### Questions to answer:
**A)** Name the terms that open the text about Mark Brazier-Jones, which it says cannot alone describe his style.
**B)** Please carry on the text about Mark Brazier-Jones, picking up after its final sentence.

Refined, impertinent, dream-like, extravagant, voluptuous… None of these terms alone can describe the style of Mark Brazier-Jones. On the other hand, mix them, then pour the cocktail into a bronze shaker, heat it with a welding iron, transfer it to crystalline flutes and sprinkle with hallucinogenic spices, and you will have drunk from his creative fountain. And now you may wonder where he could have found his spellbinding formulas over all these decades…

His creations incarnate his personality. To attempt to decipher it, let us transport ourselves back to an evening in 2016, when Avant-Scène celebrated its 30th anniversary and as many years representing the star of English artistic furniture with his glamourous clientele. For the occasion, he designed a pedestal table in polished bronze fragments, its forms inspired by molecules of hydrogen. He arrived dressed as a British dandy, with a long velvet jacket and cowboy boots, his wife and muse Julia on his arm, phlegmatically strolling among the guests. A pleasant word addressed to each of them, a coupe of Ruinart held by fingers decked with rings. From time to time, he drew in his notepad. He seemed so staid—after all, he was 60 years old. No one saw him slip pieces of paper folded in quarters into the pockets of his French collectors. The next day, they would discover erotic drawings.1 Not staid at all.

### Dataset:
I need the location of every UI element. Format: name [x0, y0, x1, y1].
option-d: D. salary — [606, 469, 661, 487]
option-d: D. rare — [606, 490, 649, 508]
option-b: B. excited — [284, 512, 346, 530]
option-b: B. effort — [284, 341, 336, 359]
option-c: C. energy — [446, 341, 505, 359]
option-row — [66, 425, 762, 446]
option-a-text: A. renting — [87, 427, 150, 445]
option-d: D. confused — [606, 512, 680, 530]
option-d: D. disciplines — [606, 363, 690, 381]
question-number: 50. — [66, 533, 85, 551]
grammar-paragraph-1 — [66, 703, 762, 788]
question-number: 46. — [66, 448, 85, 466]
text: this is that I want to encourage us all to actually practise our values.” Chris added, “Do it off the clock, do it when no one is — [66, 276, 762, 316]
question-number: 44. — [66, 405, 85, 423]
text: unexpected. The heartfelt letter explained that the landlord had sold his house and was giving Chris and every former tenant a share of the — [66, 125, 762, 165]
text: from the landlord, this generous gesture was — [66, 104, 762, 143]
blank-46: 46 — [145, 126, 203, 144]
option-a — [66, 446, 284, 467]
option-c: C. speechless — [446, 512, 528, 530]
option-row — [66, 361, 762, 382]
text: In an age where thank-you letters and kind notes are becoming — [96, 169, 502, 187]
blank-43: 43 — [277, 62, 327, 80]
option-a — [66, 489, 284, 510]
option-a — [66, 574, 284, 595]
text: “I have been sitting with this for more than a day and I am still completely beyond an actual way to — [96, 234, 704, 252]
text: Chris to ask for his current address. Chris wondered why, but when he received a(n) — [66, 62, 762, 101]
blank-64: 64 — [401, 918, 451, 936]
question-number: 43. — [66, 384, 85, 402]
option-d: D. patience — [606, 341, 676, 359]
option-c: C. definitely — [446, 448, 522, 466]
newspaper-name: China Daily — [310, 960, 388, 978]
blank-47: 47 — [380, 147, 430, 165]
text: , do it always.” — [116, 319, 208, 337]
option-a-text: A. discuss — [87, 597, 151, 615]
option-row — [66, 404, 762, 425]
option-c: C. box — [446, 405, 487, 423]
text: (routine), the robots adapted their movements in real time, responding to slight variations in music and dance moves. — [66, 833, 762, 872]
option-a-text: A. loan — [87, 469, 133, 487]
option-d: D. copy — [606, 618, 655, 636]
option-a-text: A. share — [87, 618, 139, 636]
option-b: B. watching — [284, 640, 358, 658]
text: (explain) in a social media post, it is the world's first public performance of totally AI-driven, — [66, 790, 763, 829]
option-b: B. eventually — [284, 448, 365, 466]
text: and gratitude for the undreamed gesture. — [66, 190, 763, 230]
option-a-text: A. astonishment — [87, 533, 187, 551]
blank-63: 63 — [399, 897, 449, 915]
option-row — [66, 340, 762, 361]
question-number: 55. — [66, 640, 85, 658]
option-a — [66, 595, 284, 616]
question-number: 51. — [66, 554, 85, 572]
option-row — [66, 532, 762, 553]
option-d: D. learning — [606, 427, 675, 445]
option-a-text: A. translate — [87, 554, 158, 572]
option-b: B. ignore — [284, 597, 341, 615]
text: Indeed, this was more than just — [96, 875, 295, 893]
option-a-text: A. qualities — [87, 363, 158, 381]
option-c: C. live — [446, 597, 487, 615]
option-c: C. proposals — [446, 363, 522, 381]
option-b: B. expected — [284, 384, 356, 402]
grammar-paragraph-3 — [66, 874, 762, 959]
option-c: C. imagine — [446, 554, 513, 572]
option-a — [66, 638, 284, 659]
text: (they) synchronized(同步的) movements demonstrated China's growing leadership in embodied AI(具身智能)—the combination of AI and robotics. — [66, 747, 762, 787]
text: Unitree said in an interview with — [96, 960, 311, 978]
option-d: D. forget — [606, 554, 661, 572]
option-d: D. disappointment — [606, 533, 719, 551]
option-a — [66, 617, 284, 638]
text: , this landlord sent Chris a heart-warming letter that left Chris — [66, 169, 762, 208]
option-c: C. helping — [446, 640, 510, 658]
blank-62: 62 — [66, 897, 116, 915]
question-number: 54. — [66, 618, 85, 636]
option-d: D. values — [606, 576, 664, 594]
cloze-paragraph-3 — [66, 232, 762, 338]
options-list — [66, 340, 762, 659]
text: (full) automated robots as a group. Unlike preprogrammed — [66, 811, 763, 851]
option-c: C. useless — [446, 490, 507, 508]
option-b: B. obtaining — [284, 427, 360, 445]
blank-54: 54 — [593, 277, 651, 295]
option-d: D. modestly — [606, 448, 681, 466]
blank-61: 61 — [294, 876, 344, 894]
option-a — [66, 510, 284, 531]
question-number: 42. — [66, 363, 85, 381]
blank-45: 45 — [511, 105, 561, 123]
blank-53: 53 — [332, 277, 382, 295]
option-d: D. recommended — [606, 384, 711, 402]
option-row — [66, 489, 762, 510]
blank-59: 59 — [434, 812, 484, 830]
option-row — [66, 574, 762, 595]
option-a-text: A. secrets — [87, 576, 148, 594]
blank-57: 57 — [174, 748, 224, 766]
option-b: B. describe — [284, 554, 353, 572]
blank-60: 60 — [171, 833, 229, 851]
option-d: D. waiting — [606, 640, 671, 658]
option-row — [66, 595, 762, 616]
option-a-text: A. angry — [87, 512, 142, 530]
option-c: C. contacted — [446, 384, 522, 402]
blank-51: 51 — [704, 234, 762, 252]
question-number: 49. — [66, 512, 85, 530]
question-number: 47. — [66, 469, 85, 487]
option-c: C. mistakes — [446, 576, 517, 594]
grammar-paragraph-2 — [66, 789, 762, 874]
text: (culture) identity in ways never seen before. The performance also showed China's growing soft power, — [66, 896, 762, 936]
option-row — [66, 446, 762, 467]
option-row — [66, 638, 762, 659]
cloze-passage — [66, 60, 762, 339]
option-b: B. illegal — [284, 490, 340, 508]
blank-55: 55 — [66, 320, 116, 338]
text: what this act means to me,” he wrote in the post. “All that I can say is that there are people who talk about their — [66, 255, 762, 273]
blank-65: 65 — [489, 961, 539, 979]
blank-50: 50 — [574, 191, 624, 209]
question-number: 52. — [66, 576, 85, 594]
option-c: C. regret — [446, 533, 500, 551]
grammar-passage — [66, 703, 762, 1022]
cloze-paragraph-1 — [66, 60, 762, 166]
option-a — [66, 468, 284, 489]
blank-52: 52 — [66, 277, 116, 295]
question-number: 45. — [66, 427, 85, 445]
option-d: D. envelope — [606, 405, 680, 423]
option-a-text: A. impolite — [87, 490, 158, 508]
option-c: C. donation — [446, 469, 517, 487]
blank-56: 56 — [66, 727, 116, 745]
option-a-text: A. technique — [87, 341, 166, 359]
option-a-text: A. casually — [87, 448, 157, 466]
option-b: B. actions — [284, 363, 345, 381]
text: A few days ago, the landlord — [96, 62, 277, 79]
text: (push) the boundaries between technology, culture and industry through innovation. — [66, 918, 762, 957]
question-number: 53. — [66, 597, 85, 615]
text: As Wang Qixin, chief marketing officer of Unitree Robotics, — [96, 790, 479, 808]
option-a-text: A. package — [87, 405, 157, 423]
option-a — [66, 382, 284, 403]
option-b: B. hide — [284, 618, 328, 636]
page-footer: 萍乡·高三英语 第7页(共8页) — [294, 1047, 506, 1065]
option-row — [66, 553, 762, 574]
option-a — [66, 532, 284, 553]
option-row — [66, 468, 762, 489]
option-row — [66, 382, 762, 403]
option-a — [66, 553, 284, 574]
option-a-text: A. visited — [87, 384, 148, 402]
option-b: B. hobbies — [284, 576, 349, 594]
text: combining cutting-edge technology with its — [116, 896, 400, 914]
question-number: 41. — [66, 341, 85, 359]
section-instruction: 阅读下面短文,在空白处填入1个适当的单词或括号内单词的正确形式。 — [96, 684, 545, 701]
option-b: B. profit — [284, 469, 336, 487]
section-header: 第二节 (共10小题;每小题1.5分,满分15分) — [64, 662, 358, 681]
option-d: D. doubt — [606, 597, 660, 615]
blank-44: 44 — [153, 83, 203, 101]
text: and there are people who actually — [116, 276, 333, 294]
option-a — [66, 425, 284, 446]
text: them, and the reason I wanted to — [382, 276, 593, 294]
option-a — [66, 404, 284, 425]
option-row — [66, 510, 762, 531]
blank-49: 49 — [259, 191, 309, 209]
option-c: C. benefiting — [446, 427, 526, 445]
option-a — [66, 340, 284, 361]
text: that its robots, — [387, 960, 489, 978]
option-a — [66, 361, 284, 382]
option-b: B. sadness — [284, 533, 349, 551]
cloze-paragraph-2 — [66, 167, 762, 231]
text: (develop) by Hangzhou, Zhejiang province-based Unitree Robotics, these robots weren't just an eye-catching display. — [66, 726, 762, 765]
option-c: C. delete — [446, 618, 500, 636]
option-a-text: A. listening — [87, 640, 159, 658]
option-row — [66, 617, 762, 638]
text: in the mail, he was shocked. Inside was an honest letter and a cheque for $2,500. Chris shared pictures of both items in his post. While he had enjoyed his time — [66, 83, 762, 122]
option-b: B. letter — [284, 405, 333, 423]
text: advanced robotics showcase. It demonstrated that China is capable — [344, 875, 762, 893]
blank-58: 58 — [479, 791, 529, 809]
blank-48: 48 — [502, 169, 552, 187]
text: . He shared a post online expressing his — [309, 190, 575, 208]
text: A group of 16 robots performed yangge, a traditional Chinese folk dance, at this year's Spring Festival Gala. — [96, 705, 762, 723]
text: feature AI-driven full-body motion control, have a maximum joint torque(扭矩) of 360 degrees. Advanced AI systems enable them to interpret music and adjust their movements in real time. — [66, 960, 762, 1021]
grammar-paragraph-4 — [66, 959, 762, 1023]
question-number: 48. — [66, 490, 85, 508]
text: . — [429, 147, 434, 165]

### Solved problems:
**A)** Refined, impertinent, dream-like, extravagant, voluptuous

**B)**
He was born in Auckland, New Zealand, to parents of Swedish origin. His mother was a botanist, his father and paternal grandfather artists, while his maternal ancestor, Herbert Tornquist, was a landscape designer and renowned photographic portraitist. In a country where nature is omnipresent, with the school of “doing” as a life ethic, the child shared his time between the city, the beach and the “bach,” a Robinson Crusoe–type house built in the heart of the outback. It was a “hunter-gatherer paradise,” in his words,2 where, with his younger brother, he made whatever came to mind with whatever he happened to find.

The family emigrated to England, to the London suburbs where he lived when he was 12 years old. It was the end of limitless skies and wild expanses. It would take him months to wear shoes as the boy had always gone barefoot. “[My brother and I felt] like mutants from another planet.”3 As he was dyslexic, he did not adapt to the traditional school. Fortunately, he still had art, in which he excelled. Not painting, like his father and grandfather, but earth, in which he could find a release for all his energy. He graduated with a bachelor’s degree in ceramic sculpture from Hornsey College of Art,4 and then began to create sets for the emerging music video industry.